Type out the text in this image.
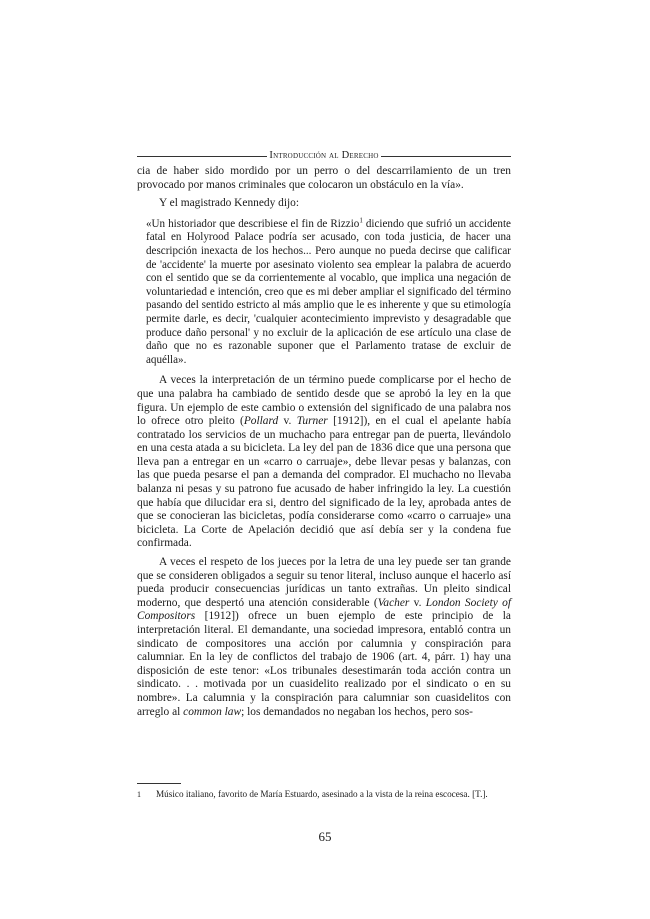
Introducción al Derecho

cia de haber sido mordido por un perro o del descarrilamiento de un tren provocado por manos criminales que colocaron un obstáculo en la vía».

Y el magistrado Kennedy dijo:

«Un historiador que describiese el fin de Rizzio$^1$ diciendo que sufrió un accidente fatal en Holyrood Palace podría ser acusado, con toda justicia, de hacer una descripción inexacta de los hechos... Pero aunque no pueda decirse que calificar de 'accidente' la muerte por asesinato violento sea emplear la palabra de acuerdo con el sentido que se da corrientemente al vocablo, que implica una negación de voluntariedad e intención, creo que es mi deber ampliar el significado del término pasando del sentido estricto al más amplio que le es inherente y que su etimología permite darle, es decir, 'cualquier acontecimiento imprevisto y desagradable que produce daño personal' y no excluir de la aplicación de ese artículo una clase de daño que no es razonable suponer que el Parlamento tratase de excluir de aquélla».

A veces la interpretación de un término puede complicarse por el hecho de que una palabra ha cambiado de sentido desde que se aprobó la ley en la que figura. Un ejemplo de este cambio o extensión del significado de una palabra nos lo ofrece otro pleito (Pollard v. Turner [1912]), en el cual el apelante había contratado los servicios de un muchacho para entregar pan de puerta, llevándolo en una cesta atada a su bicicleta. La ley del pan de 1836 dice que una persona que lleva pan a entregar en un «carro o carruaje», debe llevar pesas y balanzas, con las que pueda pesarse el pan a demanda del comprador. El muchacho no llevaba balanza ni pesas y su patrono fue acusado de haber infringido la ley. La cuestión que había que dilucidar era si, dentro del significado de la ley, aprobada antes de que se conocieran las bicicletas, podía considerarse como «carro o carruaje» una bicicleta. La Corte de Apelación decidió que así debía ser y la condena fue confirmada.

A veces el respeto de los jueces por la letra de una ley puede ser tan grande que se consideren obligados a seguir su tenor literal, incluso aunque el hacerlo así pueda producir consecuencias jurídicas un tanto extrañas. Un pleito sindical moderno, que despertó una atención considerable (Vacher v. London Society of Compositors [1912]) ofrece un buen ejemplo de este principio de la interpretación literal. El demandante, una sociedad impresora, entabló contra un sindicato de compositores una acción por calumnia y conspiración para calumniar. En la ley de conflictos del trabajo de 1906 (art. 4, párr. 1) hay una disposición de este tenor: «Los tribunales desestimarán toda acción contra un sindicato. . . motivada por un cuasidelito realizado por el sindicato o en su nombre». La calumnia y la conspiración para calumniar son cuasidelitos con arreglo al common law; los demandados no negaban los hechos, pero sos-

1	Músico italiano, favorito de María Estuardo, asesinado a la vista de la reina escocesa. [T.].
65
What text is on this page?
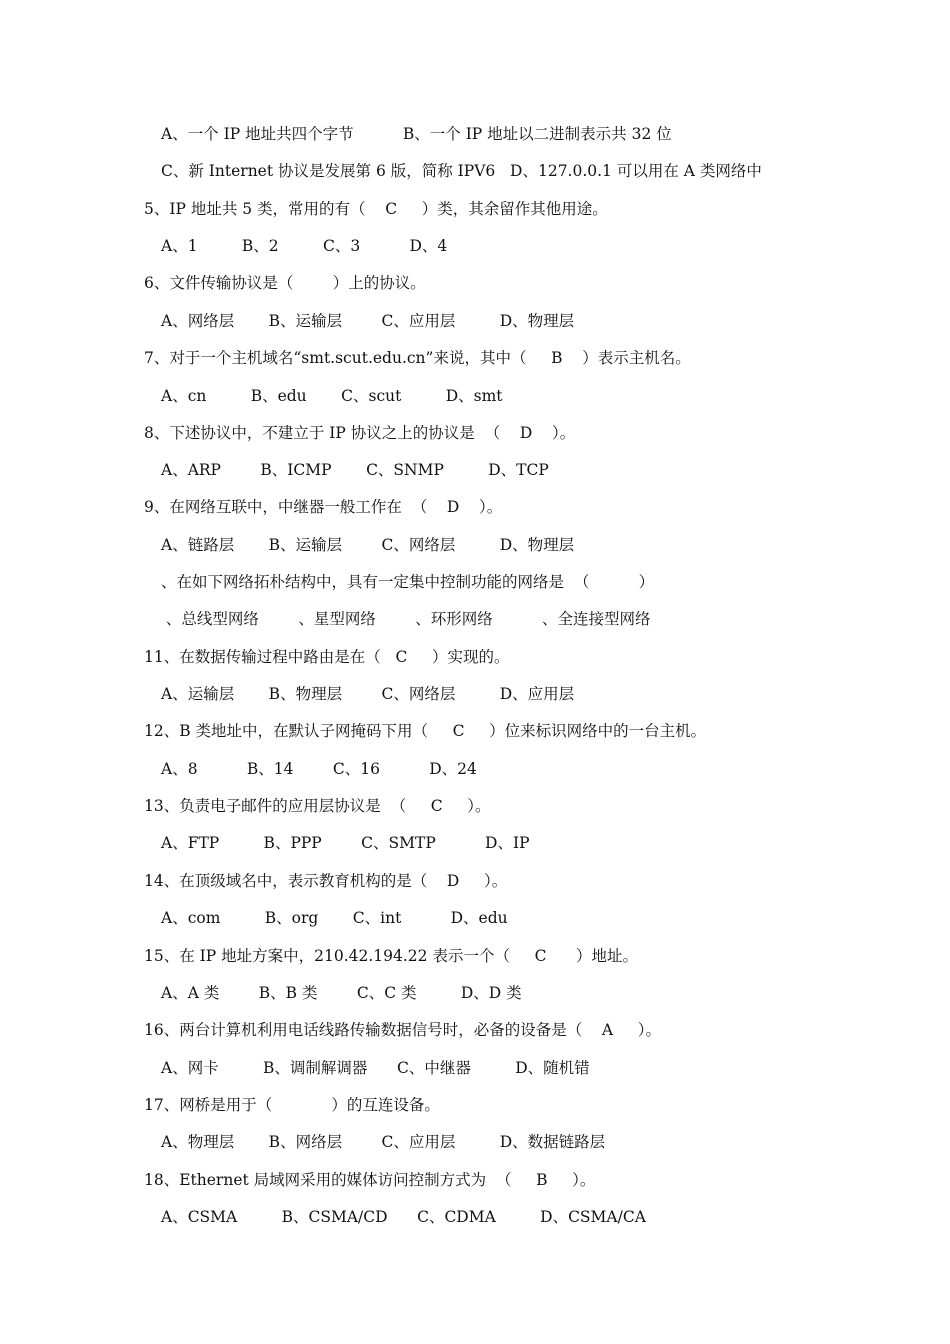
A、一个 IP 地址共四个字节          B、一个 IP 地址以二进制表示共 32 位
C、新 Internet 协议是发展第 6 版，简称 IPV6   D、127.0.0.1 可以用在 A 类网络中
5、IP 地址共 5 类，常用的有（    C     ）类，其余留作其他用途。
A、1         B、2         C、3          D、4
6、文件传输协议是（        ）上的协议。
A、网络层       B、运输层        C、应用层         D、物理层
7、对于一个主机域名“smt.scut.edu.cn”来说，其中（     B    ）表示主机名。
A、cn         B、edu       C、scut         D、smt
8、下述协议中，不建立于 IP 协议之上的协议是  （    D    ）。
A、ARP        B、ICMP       C、SNMP         D、TCP
9、在网络互联中，中继器一般工作在  （    D    ）。
A、链路层       B、运输层        C、网络层         D、物理层
、在如下网络拓朴结构中，具有一定集中控制功能的网络是  （          ）
、总线型网络        、星型网络        、环形网络          、全连接型网络
11、在数据传输过程中路由是在（   C     ）实现的。
A、运输层       B、物理层        C、网络层         D、应用层
12、B 类地址中，在默认子网掩码下用（     C     ）位来标识网络中的一台主机。
A、8          B、14        C、16          D、24
13、负责电子邮件的应用层协议是  （     C     ）。
A、FTP         B、PPP        C、SMTP          D、IP
14、在顶级域名中，表示教育机构的是（    D     ）。
A、com         B、org       C、int          D、edu
15、在 IP 地址方案中，210.42.194.22 表示一个（     C      ）地址。
A、A 类        B、B 类        C、C 类         D、D 类
16、两台计算机利用电话线路传输数据信号时，必备的设备是（    A     ）。
A、网卡         B、调制解调器      C、中继器         D、随机错
17、网桥是用于（            ）的互连设备。
A、物理层       B、网络层        C、应用层         D、数据链路层
18、Ethernet 局域网采用的媒体访问控制方式为  （     B     ）。
A、CSMA         B、CSMA/CD      C、CDMA         D、CSMA/CA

★ ★ ★ ★ ★ ★ ★

▸ **Stated goal**:
Reproduce the data verbatim. Do not carry any picture into the copy.

▸ **Problem solution**:
Type out the text in this image.
Introducción al Derecho

cia de haber sido mordido por un perro o del descarrilamiento de un tren provocado por manos criminales que colocaron un obstáculo en la vía».

Y el magistrado Kennedy dijo:

«Un historiador que describiese el fin de Rizzio$^1$ diciendo que sufrió un accidente fatal en Holyrood Palace podría ser acusado, con toda justicia, de hacer una descripción inexacta de los hechos... Pero aunque no pueda decirse que calificar de 'accidente' la muerte por asesinato violento sea emplear la palabra de acuerdo con el sentido que se da corrientemente al vocablo, que implica una negación de voluntariedad e intención, creo que es mi deber ampliar el significado del término pasando del sentido estricto al más amplio que le es inherente y que su etimología permite darle, es decir, 'cualquier acontecimiento imprevisto y desagradable que produce daño personal' y no excluir de la aplicación de ese artículo una clase de daño que no es razonable suponer que el Parlamento tratase de excluir de aquélla».

A veces la interpretación de un término puede complicarse por el hecho de que una palabra ha cambiado de sentido desde que se aprobó la ley en la que figura. Un ejemplo de este cambio o extensión del significado de una palabra nos lo ofrece otro pleito (Pollard v. Turner [1912]), en el cual el apelante había contratado los servicios de un muchacho para entregar pan de puerta, llevándolo en una cesta atada a su bicicleta. La ley del pan de 1836 dice que una persona que lleva pan a entregar en un «carro o carruaje», debe llevar pesas y balanzas, con las que pueda pesarse el pan a demanda del comprador. El muchacho no llevaba balanza ni pesas y su patrono fue acusado de haber infringido la ley. La cuestión que había que dilucidar era si, dentro del significado de la ley, aprobada antes de que se conocieran las bicicletas, podía considerarse como «carro o carruaje» una bicicleta. La Corte de Apelación decidió que así debía ser y la condena fue confirmada.

A veces el respeto de los jueces por la letra de una ley puede ser tan grande que se consideren obligados a seguir su tenor literal, incluso aunque el hacerlo así pueda producir consecuencias jurídicas un tanto extrañas. Un pleito sindical moderno, que despertó una atención considerable (Vacher v. London Society of Compositors [1912]) ofrece un buen ejemplo de este principio de la interpretación literal. El demandante, una sociedad impresora, entabló contra un sindicato de compositores una acción por calumnia y conspiración para calumniar. En la ley de conflictos del trabajo de 1906 (art. 4, párr. 1) hay una disposición de este tenor: «Los tribunales desestimarán toda acción contra un sindicato. . . motivada por un cuasidelito realizado por el sindicato o en su nombre». La calumnia y la conspiración para calumniar son cuasidelitos con arreglo al common law; los demandados no negaban los hechos, pero sos-

1	Músico italiano, favorito de María Estuardo, asesinado a la vista de la reina escocesa. [T.].
65
What text is on this page?
A、一个 IP 地址共四个字节          B、一个 IP 地址以二进制表示共 32 位
C、新 Internet 协议是发展第 6 版，简称 IPV6   D、127.0.0.1 可以用在 A 类网络中
5、IP 地址共 5 类，常用的有（    C     ）类，其余留作其他用途。
A、1         B、2         C、3          D、4
6、文件传输协议是（        ）上的协议。
A、网络层       B、运输层        C、应用层         D、物理层
7、对于一个主机域名“smt.scut.edu.cn”来说，其中（     B    ）表示主机名。
A、cn         B、edu       C、scut         D、smt
8、下述协议中，不建立于 IP 协议之上的协议是  （    D    ）。
A、ARP        B、ICMP       C、SNMP         D、TCP
9、在网络互联中，中继器一般工作在  （    D    ）。
A、链路层       B、运输层        C、网络层         D、物理层
、在如下网络拓朴结构中，具有一定集中控制功能的网络是  （          ）
、总线型网络        、星型网络        、环形网络          、全连接型网络
11、在数据传输过程中路由是在（   C     ）实现的。
A、运输层       B、物理层        C、网络层         D、应用层
12、B 类地址中，在默认子网掩码下用（     C     ）位来标识网络中的一台主机。
A、8          B、14        C、16          D、24
13、负责电子邮件的应用层协议是  （     C     ）。
A、FTP         B、PPP        C、SMTP          D、IP
14、在顶级域名中，表示教育机构的是（    D     ）。
A、com         B、org       C、int          D、edu
15、在 IP 地址方案中，210.42.194.22 表示一个（     C      ）地址。
A、A 类        B、B 类        C、C 类         D、D 类
16、两台计算机利用电话线路传输数据信号时，必备的设备是（    A     ）。
A、网卡         B、调制解调器      C、中继器         D、随机错
17、网桥是用于（            ）的互连设备。
A、物理层       B、网络层        C、应用层         D、数据链路层
18、Ethernet 局域网采用的媒体访问控制方式为  （     B     ）。
A、CSMA         B、CSMA/CD      C、CDMA         D、CSMA/CA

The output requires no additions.